Data records
----
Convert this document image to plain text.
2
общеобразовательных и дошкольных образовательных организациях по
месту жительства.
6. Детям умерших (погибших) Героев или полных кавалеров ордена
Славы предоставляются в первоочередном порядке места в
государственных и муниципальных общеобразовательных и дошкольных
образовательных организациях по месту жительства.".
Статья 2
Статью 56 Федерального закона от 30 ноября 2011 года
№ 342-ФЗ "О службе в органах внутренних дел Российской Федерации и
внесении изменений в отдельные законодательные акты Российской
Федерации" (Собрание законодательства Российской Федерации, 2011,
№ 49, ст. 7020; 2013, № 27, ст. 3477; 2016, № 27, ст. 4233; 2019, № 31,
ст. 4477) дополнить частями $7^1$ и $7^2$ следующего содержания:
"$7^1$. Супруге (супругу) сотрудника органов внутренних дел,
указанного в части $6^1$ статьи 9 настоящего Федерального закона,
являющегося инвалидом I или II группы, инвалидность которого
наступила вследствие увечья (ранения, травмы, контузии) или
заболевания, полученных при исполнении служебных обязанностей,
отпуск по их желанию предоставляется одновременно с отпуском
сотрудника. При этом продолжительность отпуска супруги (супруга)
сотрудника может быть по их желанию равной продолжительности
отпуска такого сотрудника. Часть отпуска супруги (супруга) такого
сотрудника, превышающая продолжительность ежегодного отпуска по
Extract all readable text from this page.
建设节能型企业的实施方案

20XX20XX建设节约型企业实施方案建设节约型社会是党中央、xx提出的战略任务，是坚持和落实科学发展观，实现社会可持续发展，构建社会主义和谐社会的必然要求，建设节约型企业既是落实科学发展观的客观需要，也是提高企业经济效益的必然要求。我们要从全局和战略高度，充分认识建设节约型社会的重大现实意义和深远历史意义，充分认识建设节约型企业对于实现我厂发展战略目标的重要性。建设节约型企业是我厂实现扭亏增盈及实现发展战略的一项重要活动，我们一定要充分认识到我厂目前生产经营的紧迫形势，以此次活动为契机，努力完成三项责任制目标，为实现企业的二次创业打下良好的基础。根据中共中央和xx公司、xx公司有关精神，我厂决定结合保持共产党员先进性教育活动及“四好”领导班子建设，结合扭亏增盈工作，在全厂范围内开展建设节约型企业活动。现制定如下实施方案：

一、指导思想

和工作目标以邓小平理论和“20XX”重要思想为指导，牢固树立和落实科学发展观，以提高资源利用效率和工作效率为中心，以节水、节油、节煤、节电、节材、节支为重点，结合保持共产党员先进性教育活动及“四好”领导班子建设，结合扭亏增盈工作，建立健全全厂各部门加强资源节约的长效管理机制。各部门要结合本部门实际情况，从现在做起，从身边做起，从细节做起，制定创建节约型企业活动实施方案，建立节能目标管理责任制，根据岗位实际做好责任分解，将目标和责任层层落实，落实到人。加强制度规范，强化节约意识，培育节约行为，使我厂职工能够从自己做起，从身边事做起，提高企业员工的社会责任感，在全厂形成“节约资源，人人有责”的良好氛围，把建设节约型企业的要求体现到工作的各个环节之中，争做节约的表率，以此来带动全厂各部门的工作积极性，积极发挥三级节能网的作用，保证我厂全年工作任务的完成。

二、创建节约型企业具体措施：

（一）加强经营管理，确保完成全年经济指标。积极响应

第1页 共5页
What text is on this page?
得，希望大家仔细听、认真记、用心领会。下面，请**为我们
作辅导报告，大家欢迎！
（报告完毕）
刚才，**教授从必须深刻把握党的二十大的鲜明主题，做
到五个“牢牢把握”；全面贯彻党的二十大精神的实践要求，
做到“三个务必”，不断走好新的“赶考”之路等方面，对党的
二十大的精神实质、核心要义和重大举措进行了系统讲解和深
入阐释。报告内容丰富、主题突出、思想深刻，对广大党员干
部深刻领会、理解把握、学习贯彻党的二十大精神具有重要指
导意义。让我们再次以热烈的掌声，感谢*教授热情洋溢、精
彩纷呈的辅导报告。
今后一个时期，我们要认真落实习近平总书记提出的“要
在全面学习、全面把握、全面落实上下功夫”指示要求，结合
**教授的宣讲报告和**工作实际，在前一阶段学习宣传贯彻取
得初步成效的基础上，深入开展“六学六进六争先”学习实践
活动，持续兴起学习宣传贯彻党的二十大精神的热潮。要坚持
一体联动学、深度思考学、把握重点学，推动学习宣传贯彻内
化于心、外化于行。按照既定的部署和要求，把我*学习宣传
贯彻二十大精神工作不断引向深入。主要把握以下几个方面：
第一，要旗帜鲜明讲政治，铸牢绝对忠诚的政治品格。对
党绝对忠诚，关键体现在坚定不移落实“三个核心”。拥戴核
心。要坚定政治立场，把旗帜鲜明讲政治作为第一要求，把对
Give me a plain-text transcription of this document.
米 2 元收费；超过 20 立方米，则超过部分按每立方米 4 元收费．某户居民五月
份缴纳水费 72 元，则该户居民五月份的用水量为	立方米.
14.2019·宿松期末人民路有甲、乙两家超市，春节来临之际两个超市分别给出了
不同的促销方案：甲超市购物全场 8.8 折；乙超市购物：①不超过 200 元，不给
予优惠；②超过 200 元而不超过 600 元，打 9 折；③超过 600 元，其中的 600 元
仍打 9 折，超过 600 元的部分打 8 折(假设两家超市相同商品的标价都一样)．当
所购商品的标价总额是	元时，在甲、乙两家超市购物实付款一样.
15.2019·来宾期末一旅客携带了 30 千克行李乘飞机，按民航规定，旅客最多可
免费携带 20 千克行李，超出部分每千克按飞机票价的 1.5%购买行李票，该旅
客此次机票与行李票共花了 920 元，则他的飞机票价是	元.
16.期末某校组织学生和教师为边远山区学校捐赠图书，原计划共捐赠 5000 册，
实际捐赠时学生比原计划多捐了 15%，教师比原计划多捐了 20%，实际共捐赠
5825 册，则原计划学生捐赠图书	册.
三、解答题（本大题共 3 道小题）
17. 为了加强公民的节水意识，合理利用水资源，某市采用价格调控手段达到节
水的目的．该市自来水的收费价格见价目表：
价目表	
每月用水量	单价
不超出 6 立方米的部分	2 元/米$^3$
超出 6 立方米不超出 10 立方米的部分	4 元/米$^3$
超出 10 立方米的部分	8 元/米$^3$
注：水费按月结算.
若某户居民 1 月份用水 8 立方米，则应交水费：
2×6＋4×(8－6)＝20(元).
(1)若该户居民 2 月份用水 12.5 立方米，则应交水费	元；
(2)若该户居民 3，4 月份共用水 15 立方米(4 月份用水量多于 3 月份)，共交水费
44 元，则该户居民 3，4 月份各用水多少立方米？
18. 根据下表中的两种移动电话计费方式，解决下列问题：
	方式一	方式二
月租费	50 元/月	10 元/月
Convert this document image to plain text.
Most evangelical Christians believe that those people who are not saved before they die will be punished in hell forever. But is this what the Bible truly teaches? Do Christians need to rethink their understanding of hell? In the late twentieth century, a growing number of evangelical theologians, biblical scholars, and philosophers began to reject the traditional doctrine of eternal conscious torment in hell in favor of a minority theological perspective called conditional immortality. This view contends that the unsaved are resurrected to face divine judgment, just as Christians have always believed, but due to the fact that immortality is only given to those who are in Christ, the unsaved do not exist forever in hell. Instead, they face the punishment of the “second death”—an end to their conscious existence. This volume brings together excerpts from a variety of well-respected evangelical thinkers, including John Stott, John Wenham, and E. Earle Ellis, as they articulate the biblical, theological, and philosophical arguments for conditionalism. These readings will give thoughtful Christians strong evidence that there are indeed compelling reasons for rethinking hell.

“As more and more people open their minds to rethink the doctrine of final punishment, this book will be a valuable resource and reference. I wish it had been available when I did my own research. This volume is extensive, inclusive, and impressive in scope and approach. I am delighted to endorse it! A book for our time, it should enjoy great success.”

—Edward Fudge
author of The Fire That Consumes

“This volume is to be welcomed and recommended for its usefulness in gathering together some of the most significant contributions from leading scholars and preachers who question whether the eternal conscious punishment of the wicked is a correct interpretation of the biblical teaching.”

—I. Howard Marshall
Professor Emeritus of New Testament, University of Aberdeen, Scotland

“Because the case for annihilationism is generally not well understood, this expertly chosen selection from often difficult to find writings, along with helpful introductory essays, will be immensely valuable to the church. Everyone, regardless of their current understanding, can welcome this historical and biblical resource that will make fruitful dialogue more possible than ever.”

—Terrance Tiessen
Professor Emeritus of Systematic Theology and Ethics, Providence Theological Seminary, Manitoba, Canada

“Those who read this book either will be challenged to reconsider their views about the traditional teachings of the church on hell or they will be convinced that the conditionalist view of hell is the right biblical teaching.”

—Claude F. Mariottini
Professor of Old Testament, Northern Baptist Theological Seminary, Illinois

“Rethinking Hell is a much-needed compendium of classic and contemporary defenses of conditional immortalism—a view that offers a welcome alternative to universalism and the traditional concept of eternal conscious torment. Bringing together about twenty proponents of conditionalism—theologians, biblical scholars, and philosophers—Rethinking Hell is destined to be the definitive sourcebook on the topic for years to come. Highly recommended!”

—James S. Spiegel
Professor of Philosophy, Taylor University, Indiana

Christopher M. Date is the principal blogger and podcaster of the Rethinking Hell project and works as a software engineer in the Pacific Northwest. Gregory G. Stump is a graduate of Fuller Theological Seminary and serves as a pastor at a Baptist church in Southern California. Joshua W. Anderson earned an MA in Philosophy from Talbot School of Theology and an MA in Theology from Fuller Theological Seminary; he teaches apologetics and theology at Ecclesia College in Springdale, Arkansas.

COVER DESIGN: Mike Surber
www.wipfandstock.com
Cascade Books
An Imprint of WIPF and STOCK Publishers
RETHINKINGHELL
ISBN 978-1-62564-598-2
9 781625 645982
----
Direction
Say how many lines include the word "University"; reply with the number alone.

Full solution
2